• Provided data
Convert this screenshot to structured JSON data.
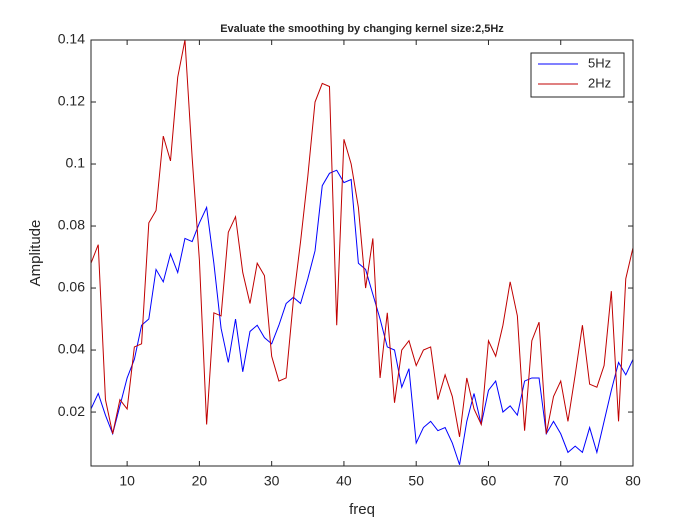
{
  "chart_data": {
    "type": "line",
    "title": "Evaluate the smoothing by changing kernel size:2,5Hz",
    "xlabel": "freq",
    "ylabel": "Amplitude",
    "x": [
      5,
      6,
      7,
      8,
      9,
      10,
      11,
      12,
      13,
      14,
      15,
      16,
      17,
      18,
      19,
      20,
      21,
      22,
      23,
      24,
      25,
      26,
      27,
      28,
      29,
      30,
      31,
      32,
      33,
      34,
      35,
      36,
      37,
      38,
      39,
      40,
      41,
      42,
      43,
      44,
      45,
      46,
      47,
      48,
      49,
      50,
      51,
      52,
      53,
      54,
      55,
      56,
      57,
      58,
      59,
      60,
      61,
      62,
      63,
      64,
      65,
      66,
      67,
      68,
      69,
      70,
      71,
      72,
      73,
      74,
      75,
      76,
      77,
      78,
      79,
      80
    ],
    "series": [
      {
        "name": "5Hz",
        "color": "#0000ff",
        "values": [
          0.021,
          0.026,
          0.019,
          0.013,
          0.022,
          0.031,
          0.037,
          0.048,
          0.05,
          0.066,
          0.062,
          0.071,
          0.065,
          0.076,
          0.075,
          0.081,
          0.086,
          0.068,
          0.047,
          0.036,
          0.05,
          0.033,
          0.046,
          0.048,
          0.044,
          0.042,
          0.048,
          0.055,
          0.057,
          0.055,
          0.063,
          0.072,
          0.093,
          0.097,
          0.098,
          0.094,
          0.095,
          0.068,
          0.066,
          0.058,
          0.05,
          0.041,
          0.04,
          0.028,
          0.034,
          0.01,
          0.015,
          0.017,
          0.014,
          0.015,
          0.01,
          0.003,
          0.017,
          0.026,
          0.016,
          0.027,
          0.03,
          0.02,
          0.022,
          0.019,
          0.03,
          0.031,
          0.031,
          0.013,
          0.017,
          0.013,
          0.007,
          0.009,
          0.007,
          0.015,
          0.007,
          0.017,
          0.027,
          0.036,
          0.032,
          0.037
        ]
      },
      {
        "name": "2Hz",
        "color": "#c00000",
        "values": [
          0.068,
          0.074,
          0.024,
          0.013,
          0.024,
          0.021,
          0.041,
          0.042,
          0.081,
          0.085,
          0.109,
          0.101,
          0.128,
          0.14,
          0.102,
          0.069,
          0.016,
          0.052,
          0.051,
          0.078,
          0.083,
          0.065,
          0.055,
          0.068,
          0.064,
          0.038,
          0.03,
          0.031,
          0.056,
          0.075,
          0.096,
          0.12,
          0.126,
          0.125,
          0.048,
          0.108,
          0.1,
          0.086,
          0.06,
          0.076,
          0.031,
          0.052,
          0.023,
          0.04,
          0.043,
          0.035,
          0.04,
          0.041,
          0.024,
          0.032,
          0.025,
          0.012,
          0.031,
          0.021,
          0.016,
          0.043,
          0.038,
          0.048,
          0.062,
          0.051,
          0.014,
          0.043,
          0.049,
          0.013,
          0.025,
          0.03,
          0.017,
          0.032,
          0.048,
          0.029,
          0.028,
          0.035,
          0.059,
          0.017,
          0.063,
          0.073
        ]
      }
    ],
    "xlim": [
      5,
      80
    ],
    "xticks": [
      10,
      20,
      30,
      40,
      50,
      60,
      70,
      80
    ],
    "ylim": [
      0.0026,
      0.14
    ],
    "yticks": [
      0.02,
      0.04,
      0.06,
      0.08,
      0.1,
      0.12,
      0.14
    ],
    "legend": "northeast"
  }
}
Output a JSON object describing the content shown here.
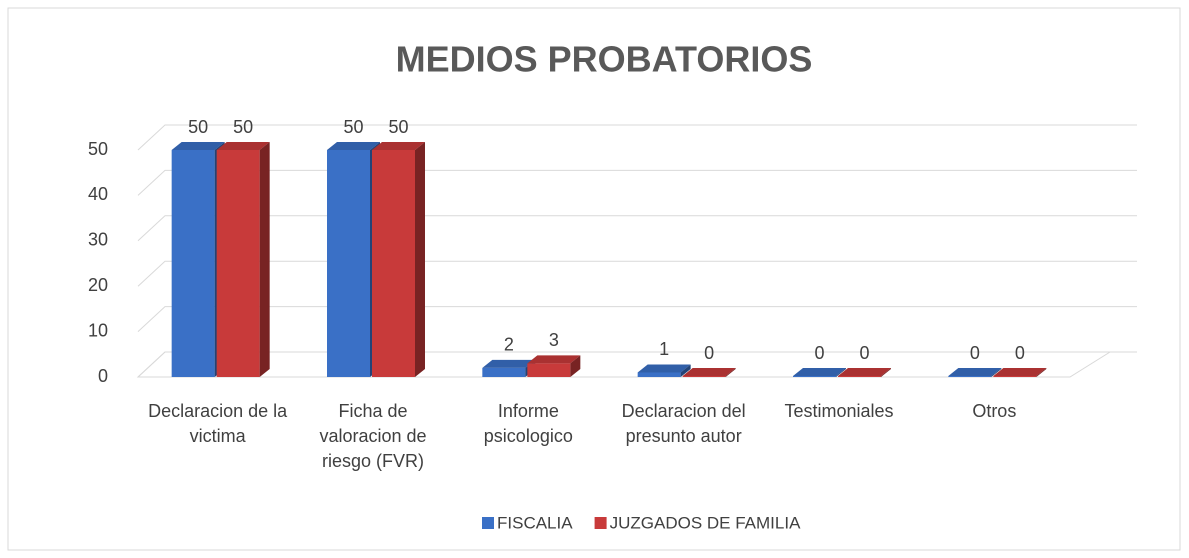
{
  "chart_data": {
    "type": "bar3d",
    "title": "MEDIOS PROBATORIOS",
    "categories": [
      "Declaracion de la victima",
      "Ficha de valoracion de riesgo (FVR)",
      "Informe psicologico",
      "Declaracion del presunto autor",
      "Testimoniales",
      "Otros"
    ],
    "series": [
      {
        "name": "FISCALIA",
        "color": "#3a70c6",
        "values": [
          50,
          50,
          2,
          1,
          0,
          0
        ]
      },
      {
        "name": "JUZGADOS DE FAMILIA",
        "color": "#c83a3a",
        "values": [
          50,
          50,
          3,
          0,
          0,
          0
        ]
      }
    ],
    "ylim": [
      0,
      50
    ],
    "yticks": [
      0,
      10,
      20,
      30,
      40,
      50
    ],
    "grid": true,
    "legend": "bottom"
  }
}
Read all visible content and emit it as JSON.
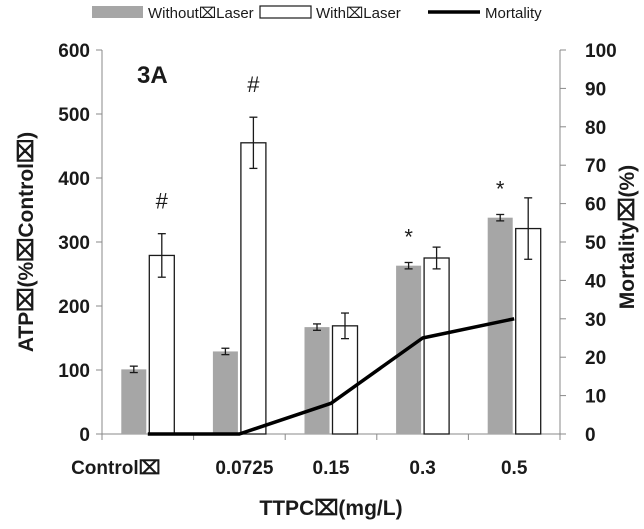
{
  "chart_data": {
    "type": "bar",
    "panel_label": "3A",
    "categories": [
      "Control⌧",
      "0.0725",
      "0.15",
      "0.3",
      "0.5"
    ],
    "xlabel": "TTPC⌧(mg/L)",
    "ylabel": "ATP⌧(%⌧Control⌧)",
    "y2label": "Mortality⌧(%)",
    "ylim": [
      0,
      600
    ],
    "y2lim": [
      0,
      100
    ],
    "y_ticks": [
      "0",
      "100",
      "200",
      "300",
      "400",
      "500",
      "600"
    ],
    "y2_ticks": [
      "0",
      "10",
      "20",
      "30",
      "40",
      "50",
      "60",
      "70",
      "80",
      "90",
      "100"
    ],
    "grid": false,
    "legend_position": "top",
    "series": [
      {
        "name": "Without⌧Laser",
        "kind": "bar",
        "axis": "left",
        "color": "#a6a6a6",
        "values": [
          101,
          129,
          167,
          263,
          338
        ],
        "errors": [
          5,
          5,
          5,
          5,
          5
        ]
      },
      {
        "name": "With⌧Laser",
        "kind": "bar",
        "axis": "left",
        "color": "#ffffff",
        "values": [
          279,
          455,
          169,
          275,
          321
        ],
        "errors": [
          34,
          40,
          20,
          17,
          48
        ]
      },
      {
        "name": "Mortality",
        "kind": "line",
        "axis": "right",
        "color": "#000000",
        "values": [
          0,
          0,
          8,
          25,
          30
        ]
      }
    ],
    "annotations": [
      {
        "category": "Control⌧",
        "series": "With⌧Laser",
        "text": "#"
      },
      {
        "category": "0.0725",
        "series": "With⌧Laser",
        "text": "#"
      },
      {
        "category": "0.3",
        "series": "Without⌧Laser",
        "text": "*"
      },
      {
        "category": "0.5",
        "series": "Without⌧Laser",
        "text": "*"
      }
    ]
  }
}
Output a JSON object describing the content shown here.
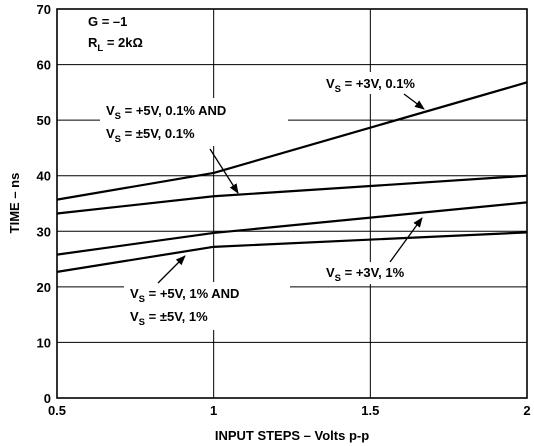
{
  "chart_data": {
    "type": "line",
    "xlabel": "INPUT STEPS – Volts p-p",
    "ylabel": "TIME – ns",
    "xlim": [
      0.5,
      2
    ],
    "ylim": [
      0,
      70
    ],
    "xticks": [
      0.5,
      1,
      1.5,
      2
    ],
    "xtick_labels": [
      "0.5",
      "1",
      "1.5",
      "2"
    ],
    "yticks": [
      0,
      10,
      20,
      30,
      40,
      50,
      60,
      70
    ],
    "ytick_labels": [
      "0",
      "10",
      "20",
      "30",
      "40",
      "50",
      "60",
      "70"
    ],
    "grid": true,
    "series": [
      {
        "x": [
          0.5,
          1,
          2
        ],
        "y": [
          35.7,
          40.5,
          56.8
        ]
      },
      {
        "x": [
          0.5,
          1,
          2
        ],
        "y": [
          33.2,
          36.3,
          40.0
        ]
      },
      {
        "x": [
          0.5,
          1,
          2
        ],
        "y": [
          25.8,
          29.7,
          35.2
        ]
      },
      {
        "x": [
          0.5,
          1,
          2
        ],
        "y": [
          22.7,
          27.2,
          29.8
        ]
      }
    ],
    "conditions": {
      "gain": {
        "main": "G = –1"
      },
      "load": {
        "main": "R",
        "sub": "L",
        "rest": " = 2kΩ"
      }
    },
    "annotations": [
      {
        "name": "label-vs3v-01",
        "lines": [
          {
            "main": "V",
            "sub": "S",
            "rest": " = +3V, 0.1%"
          }
        ]
      },
      {
        "name": "label-vs5v-01",
        "lines": [
          {
            "main": "V",
            "sub": "S",
            "rest": " = +5V, 0.1% AND"
          },
          {
            "main": "V",
            "sub": "S",
            "rest": " = ±5V, 0.1%"
          }
        ]
      },
      {
        "name": "label-vs3v-1",
        "lines": [
          {
            "main": "V",
            "sub": "S",
            "rest": " = +3V, 1%"
          }
        ]
      },
      {
        "name": "label-vs5v-1",
        "lines": [
          {
            "main": "V",
            "sub": "S",
            "rest": " = +5V, 1% AND"
          },
          {
            "main": "V",
            "sub": "S",
            "rest": " = ±5V, 1%"
          }
        ]
      }
    ]
  }
}
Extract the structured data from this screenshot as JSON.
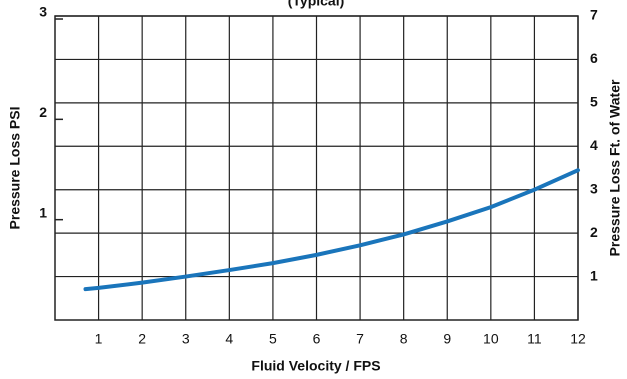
{
  "chart_data": {
    "type": "line",
    "title": "(Typical)",
    "x_label": "Fluid Velocity / FPS",
    "y_label": "Pressure Loss PSI",
    "y2_label": "Pressure Loss Ft. of Water",
    "x": [
      0.7,
      1,
      2,
      3,
      4,
      5,
      6,
      7,
      8,
      9,
      10,
      11,
      12
    ],
    "series": [
      {
        "name": "Pressure Loss",
        "color": "#1a75bb",
        "axis": "y2",
        "values": [
          0.71,
          0.74,
          0.86,
          1.0,
          1.15,
          1.31,
          1.5,
          1.72,
          1.97,
          2.27,
          2.6,
          3.0,
          3.45
        ]
      }
    ],
    "xlim": [
      0,
      12
    ],
    "xticks": [
      1,
      2,
      3,
      4,
      5,
      6,
      7,
      8,
      9,
      10,
      11,
      12
    ],
    "ylim": [
      0,
      3.03
    ],
    "yticks": [
      1,
      2,
      3
    ],
    "y2lim": [
      0,
      7
    ],
    "y2ticks": [
      1,
      2,
      3,
      4,
      5,
      6,
      7
    ],
    "grid": true
  }
}
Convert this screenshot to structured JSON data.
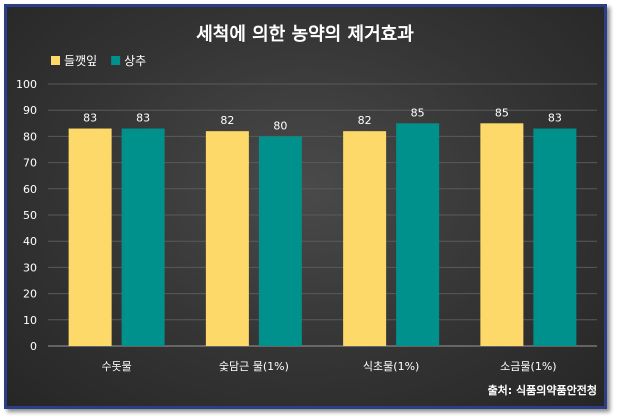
{
  "chart_data": {
    "type": "bar",
    "title": "세척에 의한 농약의 제거효과",
    "categories": [
      "수돗물",
      "숯담근 물(1%)",
      "식초물(1%)",
      "소금물(1%)"
    ],
    "series": [
      {
        "name": "들깻잎",
        "values": [
          83,
          82,
          82,
          85
        ],
        "color": "#fdd96a"
      },
      {
        "name": "상추",
        "values": [
          83,
          80,
          85,
          83
        ],
        "color": "#00918c"
      }
    ],
    "ylim": [
      0,
      100
    ],
    "yticks": [
      0,
      10,
      20,
      30,
      40,
      50,
      60,
      70,
      80,
      90,
      100
    ],
    "grid": true,
    "legend": "top-left",
    "source": "출처: 식품의약품안전청"
  }
}
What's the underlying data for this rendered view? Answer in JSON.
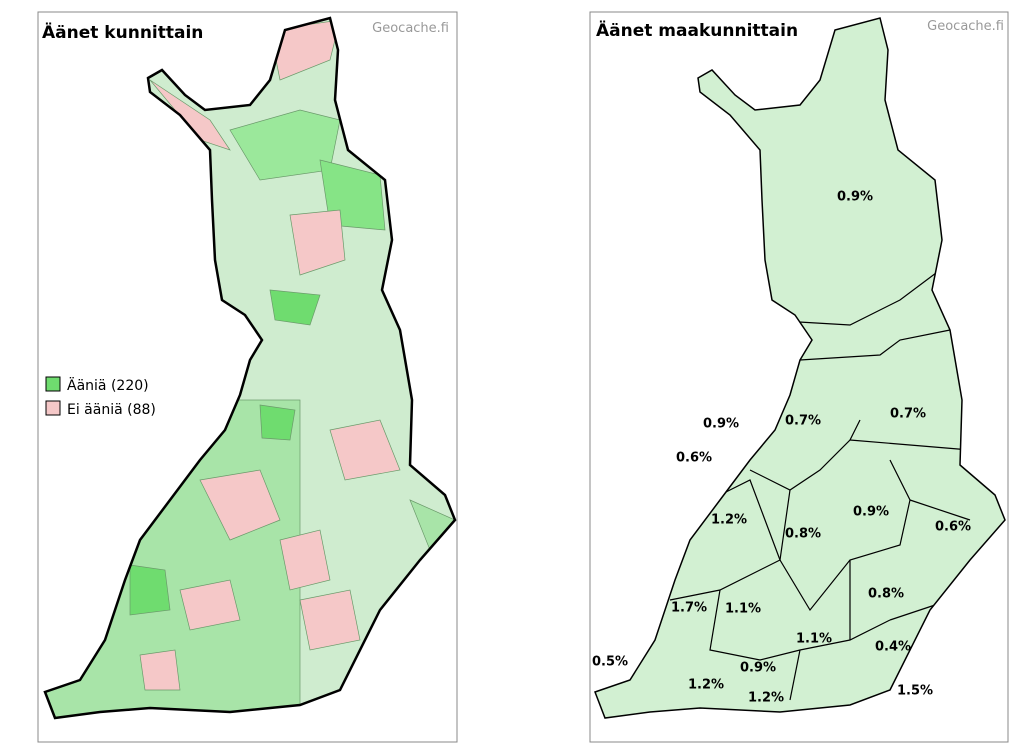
{
  "left_map": {
    "title": "Äänet kunnittain",
    "credit": "Geocache.fi",
    "legend": [
      "Ääniä (220)",
      "Ei ääniä (88)"
    ]
  },
  "right_map": {
    "title": "Äänet maakunnittain",
    "credit": "Geocache.fi",
    "labels": [
      "0.9%",
      "0.9%",
      "0.7%",
      "0.7%",
      "0.6%",
      "1.2%",
      "0.8%",
      "0.9%",
      "0.6%",
      "0.8%",
      "1.7%",
      "1.1%",
      "1.1%",
      "0.4%",
      "0.5%",
      "0.9%",
      "1.2%",
      "1.2%",
      "1.5%"
    ]
  }
}
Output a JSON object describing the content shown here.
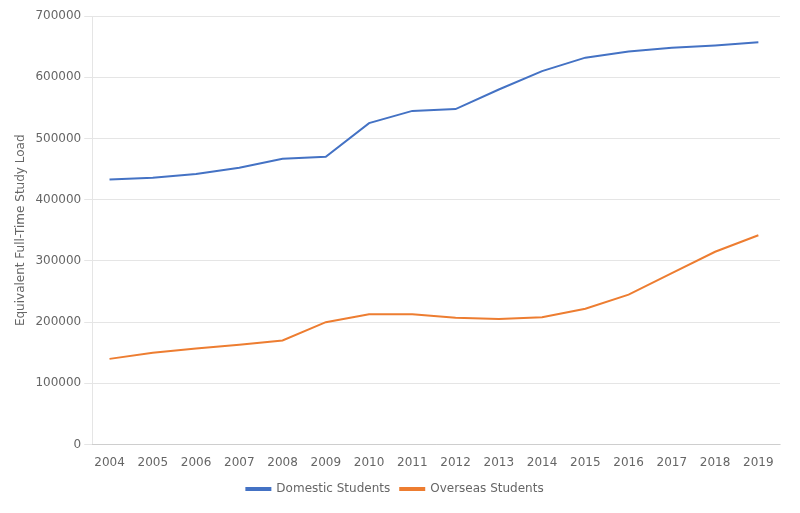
{
  "chart_data": {
    "type": "line",
    "x": [
      2004,
      2005,
      2006,
      2007,
      2008,
      2009,
      2010,
      2011,
      2012,
      2013,
      2014,
      2015,
      2016,
      2017,
      2018,
      2019
    ],
    "series": [
      {
        "name": "Domestic Students",
        "color": "#4472C4",
        "values": [
          433000,
          436000,
          442000,
          452000,
          467000,
          470000,
          525000,
          545000,
          548000,
          580000,
          610000,
          632000,
          642000,
          648000,
          652000,
          657000
        ]
      },
      {
        "name": "Overseas Students",
        "color": "#ED7D31",
        "values": [
          140000,
          150000,
          157000,
          163000,
          170000,
          200000,
          213000,
          213000,
          207000,
          205000,
          208000,
          222000,
          245000,
          280000,
          315000,
          342000
        ]
      }
    ],
    "ylabel": "Equivalent Full-Time Study Load",
    "xlim": [
      2003.6,
      2019.5
    ],
    "xticks": [
      2004,
      2005,
      2006,
      2007,
      2008,
      2009,
      2010,
      2011,
      2012,
      2013,
      2014,
      2015,
      2016,
      2017,
      2018,
      2019
    ],
    "ylim": [
      0,
      700000
    ],
    "yticks": [
      0,
      100000,
      200000,
      300000,
      400000,
      500000,
      600000,
      700000
    ],
    "grid": "y",
    "legend": "bottom",
    "marker": "none"
  }
}
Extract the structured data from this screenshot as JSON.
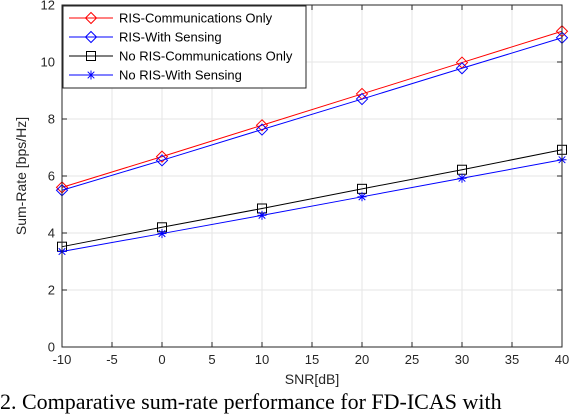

• What is expected
Among the entries above, identify all lines with "ylabel" and copy them.

• Task result
    "ylabel": "Amplitude",
    "ylabel": "ATP⌧(%⌧Control⌧)",
    "ylabel": "TIME – ns",
    "ylabel": "Equivalent Full-Time Study Load",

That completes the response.